=== EXERCISE ===
Gather from the material every line that contains the string "全媒体记者".
# start of EXCERPTED RECORDS
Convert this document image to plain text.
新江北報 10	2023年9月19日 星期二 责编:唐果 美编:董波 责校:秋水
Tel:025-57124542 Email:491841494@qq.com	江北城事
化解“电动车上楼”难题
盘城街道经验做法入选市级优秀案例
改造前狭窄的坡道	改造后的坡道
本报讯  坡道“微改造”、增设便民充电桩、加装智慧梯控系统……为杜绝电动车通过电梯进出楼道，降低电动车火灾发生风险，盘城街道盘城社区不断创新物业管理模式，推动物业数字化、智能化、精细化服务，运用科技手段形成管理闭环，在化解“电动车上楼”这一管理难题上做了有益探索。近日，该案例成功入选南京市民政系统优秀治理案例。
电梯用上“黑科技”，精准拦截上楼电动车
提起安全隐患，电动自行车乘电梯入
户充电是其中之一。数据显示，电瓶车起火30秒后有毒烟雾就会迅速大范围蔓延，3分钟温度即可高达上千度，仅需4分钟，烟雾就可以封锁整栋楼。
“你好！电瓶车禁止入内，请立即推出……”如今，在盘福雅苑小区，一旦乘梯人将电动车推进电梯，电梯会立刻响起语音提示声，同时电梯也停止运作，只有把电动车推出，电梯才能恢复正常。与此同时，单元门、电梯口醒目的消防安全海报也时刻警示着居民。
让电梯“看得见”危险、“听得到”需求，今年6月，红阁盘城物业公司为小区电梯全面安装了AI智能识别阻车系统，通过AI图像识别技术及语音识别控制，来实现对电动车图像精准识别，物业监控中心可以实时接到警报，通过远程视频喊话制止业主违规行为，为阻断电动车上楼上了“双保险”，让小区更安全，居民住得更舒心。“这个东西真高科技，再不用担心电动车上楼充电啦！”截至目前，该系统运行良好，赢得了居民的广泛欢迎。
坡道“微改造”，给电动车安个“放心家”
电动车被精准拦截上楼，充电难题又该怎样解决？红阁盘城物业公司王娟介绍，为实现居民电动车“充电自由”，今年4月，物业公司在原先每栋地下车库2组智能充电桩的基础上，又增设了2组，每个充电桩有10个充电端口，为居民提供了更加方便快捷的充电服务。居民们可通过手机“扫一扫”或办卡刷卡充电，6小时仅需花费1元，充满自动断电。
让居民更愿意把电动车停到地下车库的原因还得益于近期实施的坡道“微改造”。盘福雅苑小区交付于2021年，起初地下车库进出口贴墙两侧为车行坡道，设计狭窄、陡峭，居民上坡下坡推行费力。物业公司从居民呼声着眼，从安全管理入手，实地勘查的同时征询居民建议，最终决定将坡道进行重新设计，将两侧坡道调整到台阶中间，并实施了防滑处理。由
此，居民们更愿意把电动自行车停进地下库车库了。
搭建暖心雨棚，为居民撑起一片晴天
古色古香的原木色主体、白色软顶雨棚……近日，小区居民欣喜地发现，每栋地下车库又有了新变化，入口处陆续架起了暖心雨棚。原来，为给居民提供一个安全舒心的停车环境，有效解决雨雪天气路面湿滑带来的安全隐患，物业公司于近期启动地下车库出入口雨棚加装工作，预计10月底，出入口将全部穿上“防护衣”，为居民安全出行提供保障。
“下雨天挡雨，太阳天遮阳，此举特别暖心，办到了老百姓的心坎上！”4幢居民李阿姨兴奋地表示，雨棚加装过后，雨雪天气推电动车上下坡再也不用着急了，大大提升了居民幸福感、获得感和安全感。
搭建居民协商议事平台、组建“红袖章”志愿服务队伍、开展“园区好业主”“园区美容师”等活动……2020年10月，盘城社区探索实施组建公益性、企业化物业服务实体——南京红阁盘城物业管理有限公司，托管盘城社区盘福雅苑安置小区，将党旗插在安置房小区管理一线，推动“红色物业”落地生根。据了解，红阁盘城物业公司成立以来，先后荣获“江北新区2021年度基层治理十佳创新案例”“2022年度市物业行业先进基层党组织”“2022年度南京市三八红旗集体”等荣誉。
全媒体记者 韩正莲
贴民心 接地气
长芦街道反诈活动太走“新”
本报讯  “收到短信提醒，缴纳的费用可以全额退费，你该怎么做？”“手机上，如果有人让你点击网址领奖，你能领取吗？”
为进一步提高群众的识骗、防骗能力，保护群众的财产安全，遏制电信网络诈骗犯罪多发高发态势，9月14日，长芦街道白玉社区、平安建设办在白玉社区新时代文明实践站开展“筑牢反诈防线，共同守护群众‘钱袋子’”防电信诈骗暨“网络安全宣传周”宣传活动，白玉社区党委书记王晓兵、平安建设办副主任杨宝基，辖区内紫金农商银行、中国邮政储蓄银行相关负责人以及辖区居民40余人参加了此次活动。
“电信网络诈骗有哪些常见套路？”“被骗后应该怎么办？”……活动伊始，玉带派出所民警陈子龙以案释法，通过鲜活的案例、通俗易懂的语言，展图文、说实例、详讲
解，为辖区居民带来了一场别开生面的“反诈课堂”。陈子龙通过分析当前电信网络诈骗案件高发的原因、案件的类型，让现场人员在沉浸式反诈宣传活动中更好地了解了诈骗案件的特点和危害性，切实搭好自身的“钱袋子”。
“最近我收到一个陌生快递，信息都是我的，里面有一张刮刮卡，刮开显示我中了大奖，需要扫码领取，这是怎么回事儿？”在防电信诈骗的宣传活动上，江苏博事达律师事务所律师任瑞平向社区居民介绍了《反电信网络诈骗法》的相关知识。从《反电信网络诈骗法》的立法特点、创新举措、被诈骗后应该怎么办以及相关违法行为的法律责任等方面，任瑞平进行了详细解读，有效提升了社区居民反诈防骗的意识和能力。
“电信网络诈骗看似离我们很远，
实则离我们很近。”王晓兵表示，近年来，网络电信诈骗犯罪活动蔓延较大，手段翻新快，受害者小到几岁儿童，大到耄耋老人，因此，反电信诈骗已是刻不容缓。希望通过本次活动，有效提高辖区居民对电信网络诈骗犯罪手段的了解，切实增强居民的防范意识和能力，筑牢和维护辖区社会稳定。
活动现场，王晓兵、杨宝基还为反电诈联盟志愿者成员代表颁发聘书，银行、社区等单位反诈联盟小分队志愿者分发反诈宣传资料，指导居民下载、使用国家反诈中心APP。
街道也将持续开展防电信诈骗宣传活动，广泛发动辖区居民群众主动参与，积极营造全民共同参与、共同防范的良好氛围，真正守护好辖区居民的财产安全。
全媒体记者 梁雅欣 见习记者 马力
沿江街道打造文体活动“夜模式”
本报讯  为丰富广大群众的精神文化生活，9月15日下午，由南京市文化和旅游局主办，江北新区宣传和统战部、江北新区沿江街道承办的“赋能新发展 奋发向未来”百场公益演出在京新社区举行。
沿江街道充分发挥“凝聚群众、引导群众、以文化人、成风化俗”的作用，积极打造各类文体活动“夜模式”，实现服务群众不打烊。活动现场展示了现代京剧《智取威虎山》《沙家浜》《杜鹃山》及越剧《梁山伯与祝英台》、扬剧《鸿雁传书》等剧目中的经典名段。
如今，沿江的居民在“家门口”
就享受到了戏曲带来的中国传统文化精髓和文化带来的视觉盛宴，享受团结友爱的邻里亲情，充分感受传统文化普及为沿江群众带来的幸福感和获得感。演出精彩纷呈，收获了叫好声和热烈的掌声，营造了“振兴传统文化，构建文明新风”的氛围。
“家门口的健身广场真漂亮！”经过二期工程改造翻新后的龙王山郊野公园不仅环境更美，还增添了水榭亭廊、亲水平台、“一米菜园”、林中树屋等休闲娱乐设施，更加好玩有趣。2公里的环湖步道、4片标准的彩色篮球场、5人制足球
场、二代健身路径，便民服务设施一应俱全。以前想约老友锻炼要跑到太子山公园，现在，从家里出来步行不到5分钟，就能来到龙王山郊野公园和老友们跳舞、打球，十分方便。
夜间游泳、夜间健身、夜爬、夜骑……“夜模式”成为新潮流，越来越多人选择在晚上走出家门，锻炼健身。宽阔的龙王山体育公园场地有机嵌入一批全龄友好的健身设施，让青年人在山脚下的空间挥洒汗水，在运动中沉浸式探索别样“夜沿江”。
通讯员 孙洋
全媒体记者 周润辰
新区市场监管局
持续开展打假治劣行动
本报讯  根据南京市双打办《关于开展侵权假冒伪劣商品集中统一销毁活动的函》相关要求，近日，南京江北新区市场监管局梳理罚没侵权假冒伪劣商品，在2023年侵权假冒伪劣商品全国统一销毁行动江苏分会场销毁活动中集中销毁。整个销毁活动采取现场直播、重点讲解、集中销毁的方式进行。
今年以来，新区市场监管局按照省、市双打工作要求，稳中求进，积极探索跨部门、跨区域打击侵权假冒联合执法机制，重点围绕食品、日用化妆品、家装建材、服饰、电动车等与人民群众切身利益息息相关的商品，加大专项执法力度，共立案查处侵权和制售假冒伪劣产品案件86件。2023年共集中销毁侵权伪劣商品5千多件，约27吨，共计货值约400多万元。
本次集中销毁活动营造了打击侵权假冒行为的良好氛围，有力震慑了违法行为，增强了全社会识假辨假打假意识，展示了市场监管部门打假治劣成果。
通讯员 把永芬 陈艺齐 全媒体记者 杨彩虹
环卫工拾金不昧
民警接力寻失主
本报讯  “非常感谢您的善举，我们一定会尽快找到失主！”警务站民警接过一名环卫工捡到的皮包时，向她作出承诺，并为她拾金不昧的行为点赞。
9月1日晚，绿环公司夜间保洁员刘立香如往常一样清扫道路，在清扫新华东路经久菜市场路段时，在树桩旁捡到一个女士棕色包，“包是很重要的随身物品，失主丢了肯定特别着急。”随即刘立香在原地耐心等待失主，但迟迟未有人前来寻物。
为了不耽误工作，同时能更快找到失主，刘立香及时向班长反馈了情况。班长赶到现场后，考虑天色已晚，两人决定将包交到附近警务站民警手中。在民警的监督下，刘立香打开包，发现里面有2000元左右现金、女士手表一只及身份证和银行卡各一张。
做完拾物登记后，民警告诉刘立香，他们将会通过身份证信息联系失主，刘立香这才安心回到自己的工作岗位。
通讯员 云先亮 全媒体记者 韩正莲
# end of EXCERPTED RECORDS
=== EXPECTED ANSWER ===
全媒体记者 韩正莲
全媒体记者 梁雅欣 见习记者 马力
全媒体记者 周润辰
通讯员 把永芬 陈艺齐 全媒体记者 杨彩虹
通讯员 云先亮 全媒体记者 韩正莲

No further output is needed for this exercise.